**What you are asked to do:** Tally all lines containing the word "title". Give the number alone.

++++ Records provided ++++

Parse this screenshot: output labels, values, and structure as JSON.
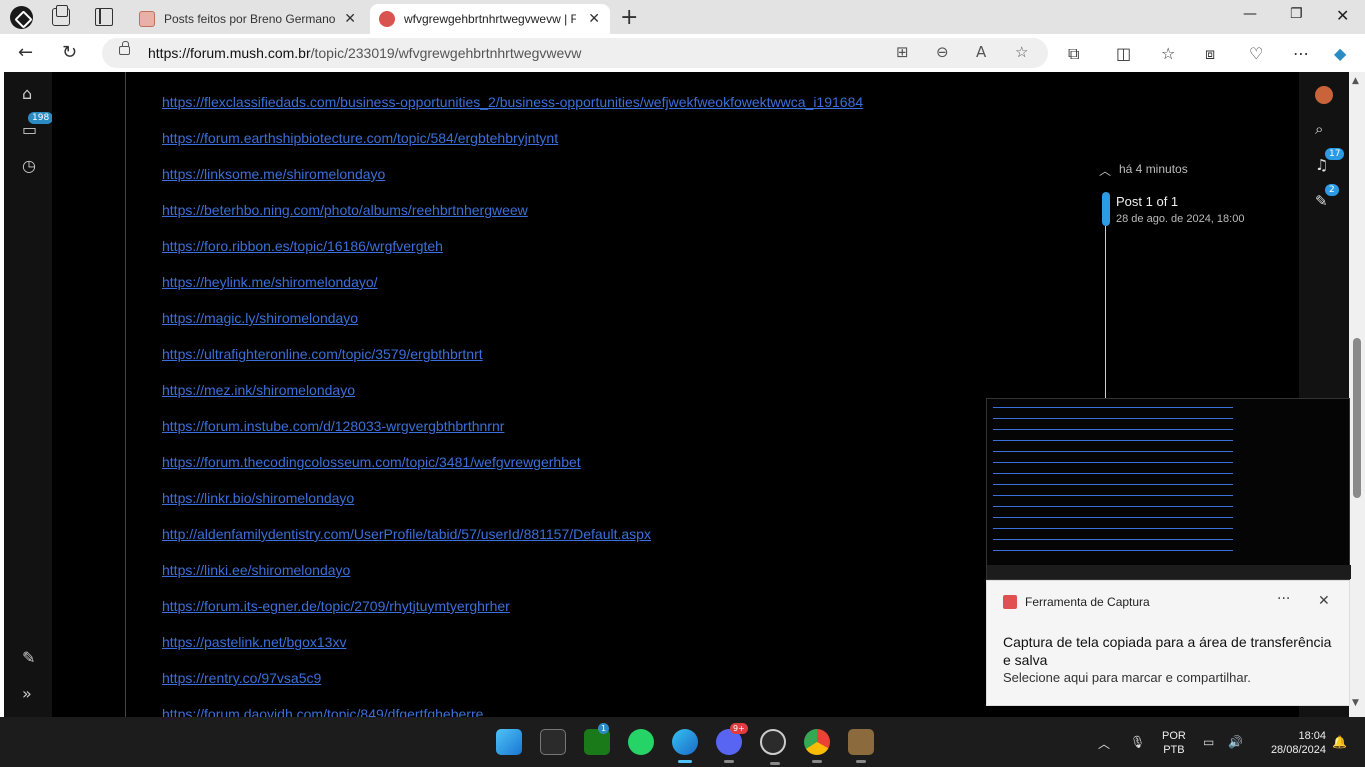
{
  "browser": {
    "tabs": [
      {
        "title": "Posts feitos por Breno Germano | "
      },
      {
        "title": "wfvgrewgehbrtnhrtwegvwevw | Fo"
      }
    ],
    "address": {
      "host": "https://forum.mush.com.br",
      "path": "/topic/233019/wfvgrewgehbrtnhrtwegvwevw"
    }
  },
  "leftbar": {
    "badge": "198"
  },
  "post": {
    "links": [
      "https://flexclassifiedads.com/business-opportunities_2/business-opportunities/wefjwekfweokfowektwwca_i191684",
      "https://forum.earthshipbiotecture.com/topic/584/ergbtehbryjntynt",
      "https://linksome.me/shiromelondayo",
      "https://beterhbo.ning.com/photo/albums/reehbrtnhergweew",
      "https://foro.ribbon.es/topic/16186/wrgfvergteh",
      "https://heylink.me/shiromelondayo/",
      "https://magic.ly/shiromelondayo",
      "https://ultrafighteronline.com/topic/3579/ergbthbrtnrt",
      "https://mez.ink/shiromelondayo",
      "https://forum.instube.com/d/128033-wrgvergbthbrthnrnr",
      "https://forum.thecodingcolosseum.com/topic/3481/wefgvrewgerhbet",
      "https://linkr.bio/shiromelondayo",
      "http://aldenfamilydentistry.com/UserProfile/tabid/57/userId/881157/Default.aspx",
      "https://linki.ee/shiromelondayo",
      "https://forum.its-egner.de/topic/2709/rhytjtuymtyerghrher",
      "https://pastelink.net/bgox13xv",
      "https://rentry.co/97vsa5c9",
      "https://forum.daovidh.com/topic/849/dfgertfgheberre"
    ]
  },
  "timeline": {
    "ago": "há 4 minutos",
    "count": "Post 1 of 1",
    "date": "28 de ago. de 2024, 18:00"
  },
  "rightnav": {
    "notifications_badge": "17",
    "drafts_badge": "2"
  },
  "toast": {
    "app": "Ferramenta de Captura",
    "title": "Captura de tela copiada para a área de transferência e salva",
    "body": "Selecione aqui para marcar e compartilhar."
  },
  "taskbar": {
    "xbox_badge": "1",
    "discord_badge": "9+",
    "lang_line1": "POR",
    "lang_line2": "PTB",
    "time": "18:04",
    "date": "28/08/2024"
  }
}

++++

**Result of this task:** 3